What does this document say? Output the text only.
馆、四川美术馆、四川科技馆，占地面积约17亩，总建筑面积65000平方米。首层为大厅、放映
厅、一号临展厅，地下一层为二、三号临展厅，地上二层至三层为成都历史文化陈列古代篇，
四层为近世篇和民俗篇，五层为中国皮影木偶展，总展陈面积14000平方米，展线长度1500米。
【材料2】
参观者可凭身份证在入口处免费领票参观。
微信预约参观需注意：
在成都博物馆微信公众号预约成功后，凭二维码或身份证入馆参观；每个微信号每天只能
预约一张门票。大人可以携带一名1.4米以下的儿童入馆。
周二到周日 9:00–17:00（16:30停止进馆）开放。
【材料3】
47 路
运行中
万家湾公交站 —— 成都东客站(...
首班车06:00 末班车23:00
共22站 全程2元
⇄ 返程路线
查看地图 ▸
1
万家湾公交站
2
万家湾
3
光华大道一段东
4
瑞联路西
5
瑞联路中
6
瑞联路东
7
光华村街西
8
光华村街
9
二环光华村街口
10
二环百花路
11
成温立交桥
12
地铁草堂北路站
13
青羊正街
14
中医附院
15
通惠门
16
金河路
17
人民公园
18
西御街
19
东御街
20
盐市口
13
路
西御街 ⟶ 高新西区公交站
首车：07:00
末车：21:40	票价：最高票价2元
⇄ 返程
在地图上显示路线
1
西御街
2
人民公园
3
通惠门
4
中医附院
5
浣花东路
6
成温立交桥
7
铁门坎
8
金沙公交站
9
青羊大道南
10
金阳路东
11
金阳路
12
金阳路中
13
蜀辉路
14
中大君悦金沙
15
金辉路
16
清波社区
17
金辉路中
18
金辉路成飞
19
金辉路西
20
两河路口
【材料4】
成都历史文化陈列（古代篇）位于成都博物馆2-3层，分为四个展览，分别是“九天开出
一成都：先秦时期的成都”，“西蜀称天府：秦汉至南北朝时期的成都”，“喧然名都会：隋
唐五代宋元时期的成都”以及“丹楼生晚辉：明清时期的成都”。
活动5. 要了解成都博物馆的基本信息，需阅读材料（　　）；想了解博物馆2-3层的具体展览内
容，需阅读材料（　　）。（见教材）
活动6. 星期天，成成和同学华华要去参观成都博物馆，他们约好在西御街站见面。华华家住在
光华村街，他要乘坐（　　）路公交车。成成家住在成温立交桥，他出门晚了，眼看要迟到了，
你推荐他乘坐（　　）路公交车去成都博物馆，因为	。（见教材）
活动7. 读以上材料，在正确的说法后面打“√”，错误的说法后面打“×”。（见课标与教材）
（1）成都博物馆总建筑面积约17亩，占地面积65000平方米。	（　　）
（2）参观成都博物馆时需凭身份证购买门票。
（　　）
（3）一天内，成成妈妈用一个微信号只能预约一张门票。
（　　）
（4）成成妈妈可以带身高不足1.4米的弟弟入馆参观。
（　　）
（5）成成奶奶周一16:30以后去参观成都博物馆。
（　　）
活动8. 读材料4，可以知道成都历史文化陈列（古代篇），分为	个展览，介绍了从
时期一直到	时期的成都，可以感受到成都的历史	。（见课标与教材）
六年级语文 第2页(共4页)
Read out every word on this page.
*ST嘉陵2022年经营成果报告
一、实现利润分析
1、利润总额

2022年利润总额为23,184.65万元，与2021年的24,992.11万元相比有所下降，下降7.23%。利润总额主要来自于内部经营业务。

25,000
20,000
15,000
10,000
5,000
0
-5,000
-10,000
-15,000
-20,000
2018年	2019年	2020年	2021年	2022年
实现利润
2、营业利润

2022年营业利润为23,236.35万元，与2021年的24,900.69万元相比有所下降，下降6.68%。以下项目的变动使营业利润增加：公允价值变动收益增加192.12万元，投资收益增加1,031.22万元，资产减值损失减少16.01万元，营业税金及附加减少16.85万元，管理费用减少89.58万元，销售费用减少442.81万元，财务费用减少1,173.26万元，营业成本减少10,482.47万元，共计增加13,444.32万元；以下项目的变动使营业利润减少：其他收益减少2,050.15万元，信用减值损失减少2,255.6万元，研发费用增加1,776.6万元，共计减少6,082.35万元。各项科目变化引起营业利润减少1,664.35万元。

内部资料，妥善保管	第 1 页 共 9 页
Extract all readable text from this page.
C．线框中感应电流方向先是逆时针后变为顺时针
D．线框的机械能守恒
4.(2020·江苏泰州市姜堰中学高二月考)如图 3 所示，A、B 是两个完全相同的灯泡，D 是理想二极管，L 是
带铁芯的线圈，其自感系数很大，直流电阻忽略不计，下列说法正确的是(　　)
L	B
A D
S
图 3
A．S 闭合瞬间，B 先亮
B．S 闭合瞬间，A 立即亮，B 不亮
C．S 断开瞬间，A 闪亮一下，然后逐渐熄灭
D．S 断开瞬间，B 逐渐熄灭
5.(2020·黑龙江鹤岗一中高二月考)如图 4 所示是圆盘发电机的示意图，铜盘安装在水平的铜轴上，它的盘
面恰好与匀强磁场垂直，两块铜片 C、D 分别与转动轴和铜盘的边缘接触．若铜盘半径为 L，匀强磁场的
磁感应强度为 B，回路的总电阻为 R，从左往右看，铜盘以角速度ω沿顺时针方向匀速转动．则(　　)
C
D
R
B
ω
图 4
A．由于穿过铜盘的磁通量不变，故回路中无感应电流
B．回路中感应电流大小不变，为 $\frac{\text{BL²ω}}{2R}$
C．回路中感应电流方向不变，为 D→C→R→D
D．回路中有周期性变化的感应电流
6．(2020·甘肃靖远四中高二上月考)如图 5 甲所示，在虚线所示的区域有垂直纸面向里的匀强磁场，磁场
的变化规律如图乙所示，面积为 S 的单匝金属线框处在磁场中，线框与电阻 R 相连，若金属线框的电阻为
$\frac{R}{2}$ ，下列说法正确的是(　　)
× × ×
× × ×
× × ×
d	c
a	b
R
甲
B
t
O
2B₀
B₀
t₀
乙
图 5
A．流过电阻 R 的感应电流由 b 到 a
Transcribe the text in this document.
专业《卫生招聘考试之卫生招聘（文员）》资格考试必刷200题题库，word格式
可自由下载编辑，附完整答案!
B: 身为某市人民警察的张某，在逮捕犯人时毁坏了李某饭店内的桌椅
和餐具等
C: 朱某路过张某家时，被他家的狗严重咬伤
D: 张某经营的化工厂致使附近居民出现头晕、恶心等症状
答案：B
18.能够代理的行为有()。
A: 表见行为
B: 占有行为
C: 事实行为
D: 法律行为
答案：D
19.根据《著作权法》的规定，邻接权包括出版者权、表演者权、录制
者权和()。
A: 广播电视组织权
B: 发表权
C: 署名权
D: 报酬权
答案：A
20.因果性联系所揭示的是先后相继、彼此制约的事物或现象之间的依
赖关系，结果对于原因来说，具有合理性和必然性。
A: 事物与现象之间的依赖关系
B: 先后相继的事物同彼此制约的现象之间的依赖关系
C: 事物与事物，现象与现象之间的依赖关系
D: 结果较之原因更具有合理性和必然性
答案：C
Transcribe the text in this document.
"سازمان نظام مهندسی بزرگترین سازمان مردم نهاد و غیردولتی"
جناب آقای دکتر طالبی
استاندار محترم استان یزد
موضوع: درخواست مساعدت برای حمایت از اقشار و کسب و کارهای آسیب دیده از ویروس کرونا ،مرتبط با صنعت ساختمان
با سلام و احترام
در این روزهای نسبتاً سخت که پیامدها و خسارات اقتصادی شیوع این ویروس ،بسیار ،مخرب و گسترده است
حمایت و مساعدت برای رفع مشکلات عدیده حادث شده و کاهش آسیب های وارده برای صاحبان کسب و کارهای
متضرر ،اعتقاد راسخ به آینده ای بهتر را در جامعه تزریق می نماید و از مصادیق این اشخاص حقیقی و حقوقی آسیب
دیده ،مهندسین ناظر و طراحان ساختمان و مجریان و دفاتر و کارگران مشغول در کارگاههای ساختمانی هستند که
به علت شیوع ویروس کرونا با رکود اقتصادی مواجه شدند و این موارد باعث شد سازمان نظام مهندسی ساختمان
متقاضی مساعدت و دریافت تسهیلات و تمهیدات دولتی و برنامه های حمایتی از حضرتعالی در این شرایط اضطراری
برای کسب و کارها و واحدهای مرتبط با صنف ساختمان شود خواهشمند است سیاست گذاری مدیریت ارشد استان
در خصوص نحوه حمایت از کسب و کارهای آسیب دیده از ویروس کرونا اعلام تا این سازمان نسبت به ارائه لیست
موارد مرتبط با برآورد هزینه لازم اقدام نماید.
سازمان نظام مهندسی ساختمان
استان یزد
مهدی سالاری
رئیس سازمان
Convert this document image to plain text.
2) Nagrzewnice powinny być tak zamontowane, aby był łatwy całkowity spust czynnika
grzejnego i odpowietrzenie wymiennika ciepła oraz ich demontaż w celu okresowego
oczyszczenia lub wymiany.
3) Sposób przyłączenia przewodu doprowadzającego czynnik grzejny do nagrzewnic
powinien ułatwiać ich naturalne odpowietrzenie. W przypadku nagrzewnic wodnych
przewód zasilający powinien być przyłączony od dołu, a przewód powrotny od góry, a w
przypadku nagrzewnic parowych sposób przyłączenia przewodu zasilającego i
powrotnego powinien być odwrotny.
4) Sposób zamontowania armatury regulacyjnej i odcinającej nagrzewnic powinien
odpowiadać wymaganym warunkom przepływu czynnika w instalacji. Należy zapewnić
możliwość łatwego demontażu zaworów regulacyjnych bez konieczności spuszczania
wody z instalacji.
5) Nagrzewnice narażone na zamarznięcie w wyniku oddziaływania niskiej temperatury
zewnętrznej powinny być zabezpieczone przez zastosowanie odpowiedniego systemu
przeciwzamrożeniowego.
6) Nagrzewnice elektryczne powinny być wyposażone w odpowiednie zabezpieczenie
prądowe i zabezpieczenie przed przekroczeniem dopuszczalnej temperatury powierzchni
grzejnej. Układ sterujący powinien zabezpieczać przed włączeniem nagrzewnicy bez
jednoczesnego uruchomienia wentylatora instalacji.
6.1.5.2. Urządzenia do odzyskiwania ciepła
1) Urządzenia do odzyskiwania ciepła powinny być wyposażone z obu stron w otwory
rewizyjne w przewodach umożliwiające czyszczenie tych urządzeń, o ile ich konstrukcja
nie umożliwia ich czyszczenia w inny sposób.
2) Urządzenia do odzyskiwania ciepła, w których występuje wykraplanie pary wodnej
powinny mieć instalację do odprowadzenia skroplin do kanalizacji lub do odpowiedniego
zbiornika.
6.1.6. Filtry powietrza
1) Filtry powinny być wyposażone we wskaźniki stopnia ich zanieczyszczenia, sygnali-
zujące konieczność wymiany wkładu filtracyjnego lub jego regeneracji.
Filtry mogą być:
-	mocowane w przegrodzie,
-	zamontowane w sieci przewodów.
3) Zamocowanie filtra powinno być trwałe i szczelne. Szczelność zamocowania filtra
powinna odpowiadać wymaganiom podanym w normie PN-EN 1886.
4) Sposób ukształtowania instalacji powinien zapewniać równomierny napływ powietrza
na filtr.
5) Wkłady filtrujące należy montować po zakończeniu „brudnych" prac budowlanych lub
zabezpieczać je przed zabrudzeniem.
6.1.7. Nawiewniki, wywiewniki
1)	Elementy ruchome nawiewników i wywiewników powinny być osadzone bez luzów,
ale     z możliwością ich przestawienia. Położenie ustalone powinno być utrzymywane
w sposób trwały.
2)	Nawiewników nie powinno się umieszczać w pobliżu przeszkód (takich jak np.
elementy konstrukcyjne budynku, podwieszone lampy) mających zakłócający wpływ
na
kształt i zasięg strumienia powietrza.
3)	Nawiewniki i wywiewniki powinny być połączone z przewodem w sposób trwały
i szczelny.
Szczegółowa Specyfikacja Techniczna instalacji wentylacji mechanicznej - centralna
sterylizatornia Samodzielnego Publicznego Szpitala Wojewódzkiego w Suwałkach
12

YOUR GOAL
Return every line above in which the string "Filtry" occurs.

FINISHED EXERCISE
6.1.6. Filtry powietrza
1) Filtry powinny być wyposażone we wskaźniki stopnia ich zanieczyszczenia, sygnali-
Filtry mogą być:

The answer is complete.